-- Begin Provided records --

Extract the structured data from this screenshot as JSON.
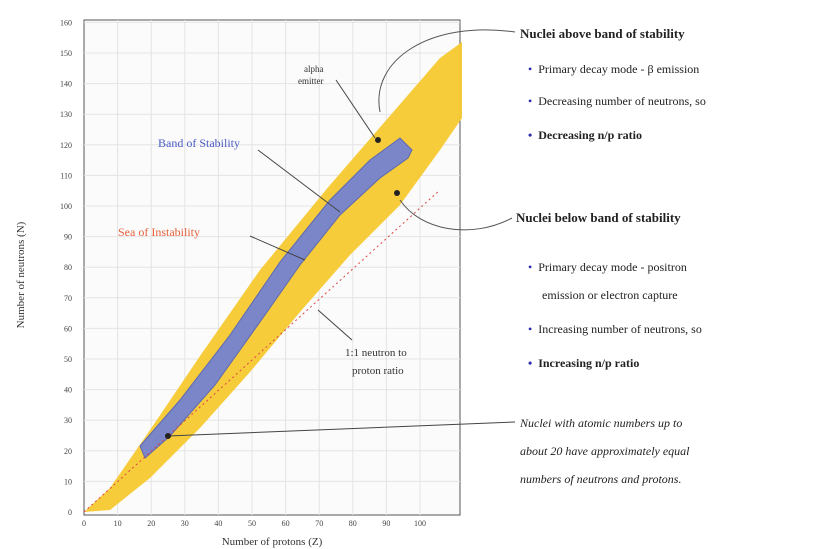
{
  "axes": {
    "ylabel": "Number of neutrons (N)",
    "xlabel": "Number of protons (Z)",
    "y_ticks": [
      "0",
      "10",
      "20",
      "30",
      "40",
      "50",
      "60",
      "70",
      "80",
      "90",
      "100",
      "110",
      "120",
      "130",
      "140",
      "150",
      "160"
    ],
    "x_ticks": [
      "0",
      "10",
      "20",
      "30",
      "40",
      "50",
      "60",
      "70",
      "80",
      "90",
      "100"
    ]
  },
  "plot_labels": {
    "band": "Band of Stability",
    "sea": "Sea of Instability",
    "ratio": [
      "1:1 neutron to",
      "proton ratio"
    ],
    "alpha": [
      "alpha",
      "emitter"
    ]
  },
  "above": {
    "title": "Nuclei above band of stability",
    "bullets": [
      "Primary decay mode - β emission",
      "Decreasing number of neutrons, so",
      "Decreasing n/p ratio"
    ]
  },
  "below": {
    "title": "Nuclei below band of stability",
    "bullets": [
      "Primary decay mode - positron",
      "emission or electron capture",
      "Increasing number of neutrons, so",
      "Increasing n/p ratio"
    ]
  },
  "note": [
    "Nuclei with atomic numbers up to",
    "about 20 have approximately equal",
    "numbers of neutrons and protons."
  ],
  "colors": {
    "sea": "#f7c930",
    "band": "#7b86c8",
    "band_label": "#4a5bc4",
    "sea_label": "#e5603a",
    "bullet": "#2b2bb0"
  }
}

-- End Provided records --

## What you need to do:
Reproduce all of the material above word for word. Omit the pictures.

## Complete answer:
Extract the structured data from this screenshot as JSON.
{
  "axes": {
    "ylabel": "Number of neutrons (N)",
    "xlabel": "Number of protons (Z)",
    "y_ticks": [
      "0",
      "10",
      "20",
      "30",
      "40",
      "50",
      "60",
      "70",
      "80",
      "90",
      "100",
      "110",
      "120",
      "130",
      "140",
      "150",
      "160"
    ],
    "x_ticks": [
      "0",
      "10",
      "20",
      "30",
      "40",
      "50",
      "60",
      "70",
      "80",
      "90",
      "100"
    ]
  },
  "plot_labels": {
    "band": "Band of Stability",
    "sea": "Sea of Instability",
    "ratio": [
      "1:1 neutron to",
      "proton ratio"
    ],
    "alpha": [
      "alpha",
      "emitter"
    ]
  },
  "above": {
    "title": "Nuclei above band of stability",
    "bullets": [
      "Primary decay mode - β emission",
      "Decreasing number of neutrons, so",
      "Decreasing n/p ratio"
    ]
  },
  "below": {
    "title": "Nuclei below band of stability",
    "bullets": [
      "Primary decay mode - positron",
      "emission or electron capture",
      "Increasing number of neutrons, so",
      "Increasing n/p ratio"
    ]
  },
  "note": [
    "Nuclei with atomic numbers up to",
    "about 20 have approximately equal",
    "numbers of neutrons and protons."
  ],
  "colors": {
    "sea": "#f7c930",
    "band": "#7b86c8",
    "band_label": "#4a5bc4",
    "sea_label": "#e5603a",
    "bullet": "#2b2bb0"
  }
}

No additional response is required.